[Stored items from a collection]
───
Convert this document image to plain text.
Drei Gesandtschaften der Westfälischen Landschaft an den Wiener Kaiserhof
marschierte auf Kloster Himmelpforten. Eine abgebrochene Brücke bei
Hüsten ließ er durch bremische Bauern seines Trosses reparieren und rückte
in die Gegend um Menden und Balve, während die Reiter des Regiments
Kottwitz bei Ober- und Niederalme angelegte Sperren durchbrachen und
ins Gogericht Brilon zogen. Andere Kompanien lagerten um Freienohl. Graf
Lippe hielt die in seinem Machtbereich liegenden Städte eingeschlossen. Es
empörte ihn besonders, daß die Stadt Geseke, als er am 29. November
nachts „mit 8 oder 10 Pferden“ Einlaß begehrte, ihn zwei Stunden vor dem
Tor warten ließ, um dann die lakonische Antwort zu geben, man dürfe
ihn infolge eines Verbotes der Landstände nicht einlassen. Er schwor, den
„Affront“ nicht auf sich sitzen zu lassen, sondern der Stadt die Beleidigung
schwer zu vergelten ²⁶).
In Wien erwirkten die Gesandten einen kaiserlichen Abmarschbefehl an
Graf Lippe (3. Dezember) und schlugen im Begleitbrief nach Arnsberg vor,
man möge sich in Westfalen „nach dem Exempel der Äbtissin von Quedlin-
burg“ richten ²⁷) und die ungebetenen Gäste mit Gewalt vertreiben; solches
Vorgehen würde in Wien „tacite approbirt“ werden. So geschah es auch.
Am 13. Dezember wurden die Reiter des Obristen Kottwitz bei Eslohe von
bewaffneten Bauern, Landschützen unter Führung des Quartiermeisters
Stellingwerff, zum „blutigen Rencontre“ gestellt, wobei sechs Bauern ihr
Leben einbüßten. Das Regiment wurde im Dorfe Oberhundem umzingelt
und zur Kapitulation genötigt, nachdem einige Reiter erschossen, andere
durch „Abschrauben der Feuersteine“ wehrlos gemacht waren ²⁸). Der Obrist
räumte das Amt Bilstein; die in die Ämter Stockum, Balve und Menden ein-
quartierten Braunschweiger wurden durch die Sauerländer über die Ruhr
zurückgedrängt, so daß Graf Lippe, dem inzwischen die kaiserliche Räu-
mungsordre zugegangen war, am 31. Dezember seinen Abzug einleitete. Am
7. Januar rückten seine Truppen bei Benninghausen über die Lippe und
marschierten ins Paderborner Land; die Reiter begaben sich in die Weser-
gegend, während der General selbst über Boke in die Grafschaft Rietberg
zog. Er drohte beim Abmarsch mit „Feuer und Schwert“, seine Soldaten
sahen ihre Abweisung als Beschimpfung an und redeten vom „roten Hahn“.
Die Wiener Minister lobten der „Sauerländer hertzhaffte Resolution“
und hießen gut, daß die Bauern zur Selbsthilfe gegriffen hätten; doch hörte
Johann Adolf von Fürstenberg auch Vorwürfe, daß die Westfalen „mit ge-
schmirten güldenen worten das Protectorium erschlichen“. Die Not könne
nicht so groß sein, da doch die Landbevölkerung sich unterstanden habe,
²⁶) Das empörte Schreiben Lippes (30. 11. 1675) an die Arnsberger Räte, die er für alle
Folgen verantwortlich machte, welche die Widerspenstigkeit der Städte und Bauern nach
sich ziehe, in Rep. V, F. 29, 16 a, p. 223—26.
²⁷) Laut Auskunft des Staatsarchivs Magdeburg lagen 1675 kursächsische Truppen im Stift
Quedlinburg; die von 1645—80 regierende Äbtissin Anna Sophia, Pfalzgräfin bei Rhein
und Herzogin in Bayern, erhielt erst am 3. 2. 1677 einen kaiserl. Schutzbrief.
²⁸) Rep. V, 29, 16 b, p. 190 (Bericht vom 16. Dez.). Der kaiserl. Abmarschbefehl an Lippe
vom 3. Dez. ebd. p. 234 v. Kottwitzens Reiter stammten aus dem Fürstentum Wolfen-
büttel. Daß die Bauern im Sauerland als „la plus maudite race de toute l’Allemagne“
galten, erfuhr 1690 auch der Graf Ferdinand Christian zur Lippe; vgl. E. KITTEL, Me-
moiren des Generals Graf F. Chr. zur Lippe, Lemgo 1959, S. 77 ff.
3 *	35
───
Task prompt: Write out the material exactly as given.

Response to the task:
Convert this document image to plain text.
Drei Gesandtschaften der Westfälischen Landschaft an den Wiener Kaiserhof
marschierte auf Kloster Himmelpforten. Eine abgebrochene Brücke bei
Hüsten ließ er durch bremische Bauern seines Trosses reparieren und rückte
in die Gegend um Menden und Balve, während die Reiter des Regiments
Kottwitz bei Ober- und Niederalme angelegte Sperren durchbrachen und
ins Gogericht Brilon zogen. Andere Kompanien lagerten um Freienohl. Graf
Lippe hielt die in seinem Machtbereich liegenden Städte eingeschlossen. Es
empörte ihn besonders, daß die Stadt Geseke, als er am 29. November
nachts „mit 8 oder 10 Pferden“ Einlaß begehrte, ihn zwei Stunden vor dem
Tor warten ließ, um dann die lakonische Antwort zu geben, man dürfe
ihn infolge eines Verbotes der Landstände nicht einlassen. Er schwor, den
„Affront“ nicht auf sich sitzen zu lassen, sondern der Stadt die Beleidigung
schwer zu vergelten ²⁶).
In Wien erwirkten die Gesandten einen kaiserlichen Abmarschbefehl an
Graf Lippe (3. Dezember) und schlugen im Begleitbrief nach Arnsberg vor,
man möge sich in Westfalen „nach dem Exempel der Äbtissin von Quedlin-
burg“ richten ²⁷) und die ungebetenen Gäste mit Gewalt vertreiben; solches
Vorgehen würde in Wien „tacite approbirt“ werden. So geschah es auch.
Am 13. Dezember wurden die Reiter des Obristen Kottwitz bei Eslohe von
bewaffneten Bauern, Landschützen unter Führung des Quartiermeisters
Stellingwerff, zum „blutigen Rencontre“ gestellt, wobei sechs Bauern ihr
Leben einbüßten. Das Regiment wurde im Dorfe Oberhundem umzingelt
und zur Kapitulation genötigt, nachdem einige Reiter erschossen, andere
durch „Abschrauben der Feuersteine“ wehrlos gemacht waren ²⁸). Der Obrist
räumte das Amt Bilstein; die in die Ämter Stockum, Balve und Menden ein-
quartierten Braunschweiger wurden durch die Sauerländer über die Ruhr
zurückgedrängt, so daß Graf Lippe, dem inzwischen die kaiserliche Räu-
mungsordre zugegangen war, am 31. Dezember seinen Abzug einleitete. Am
7. Januar rückten seine Truppen bei Benninghausen über die Lippe und
marschierten ins Paderborner Land; die Reiter begaben sich in die Weser-
gegend, während der General selbst über Boke in die Grafschaft Rietberg
zog. Er drohte beim Abmarsch mit „Feuer und Schwert“, seine Soldaten
sahen ihre Abweisung als Beschimpfung an und redeten vom „roten Hahn“.
Die Wiener Minister lobten der „Sauerländer hertzhaffte Resolution“
und hießen gut, daß die Bauern zur Selbsthilfe gegriffen hätten; doch hörte
Johann Adolf von Fürstenberg auch Vorwürfe, daß die Westfalen „mit ge-
schmirten güldenen worten das Protectorium erschlichen“. Die Not könne
nicht so groß sein, da doch die Landbevölkerung sich unterstanden habe,
²⁶) Das empörte Schreiben Lippes (30. 11. 1675) an die Arnsberger Räte, die er für alle
Folgen verantwortlich machte, welche die Widerspenstigkeit der Städte und Bauern nach
sich ziehe, in Rep. V, F. 29, 16 a, p. 223—26.
²⁷) Laut Auskunft des Staatsarchivs Magdeburg lagen 1675 kursächsische Truppen im Stift
Quedlinburg; die von 1645—80 regierende Äbtissin Anna Sophia, Pfalzgräfin bei Rhein
und Herzogin in Bayern, erhielt erst am 3. 2. 1677 einen kaiserl. Schutzbrief.
²⁸) Rep. V, 29, 16 b, p. 190 (Bericht vom 16. Dez.). Der kaiserl. Abmarschbefehl an Lippe
vom 3. Dez. ebd. p. 234 v. Kottwitzens Reiter stammten aus dem Fürstentum Wolfen-
büttel. Daß die Bauern im Sauerland als „la plus maudite race de toute l’Allemagne“
galten, erfuhr 1690 auch der Graf Ferdinand Christian zur Lippe; vgl. E. KITTEL, Me-
moiren des Generals Graf F. Chr. zur Lippe, Lemgo 1959, S. 77 ff.
3 *	35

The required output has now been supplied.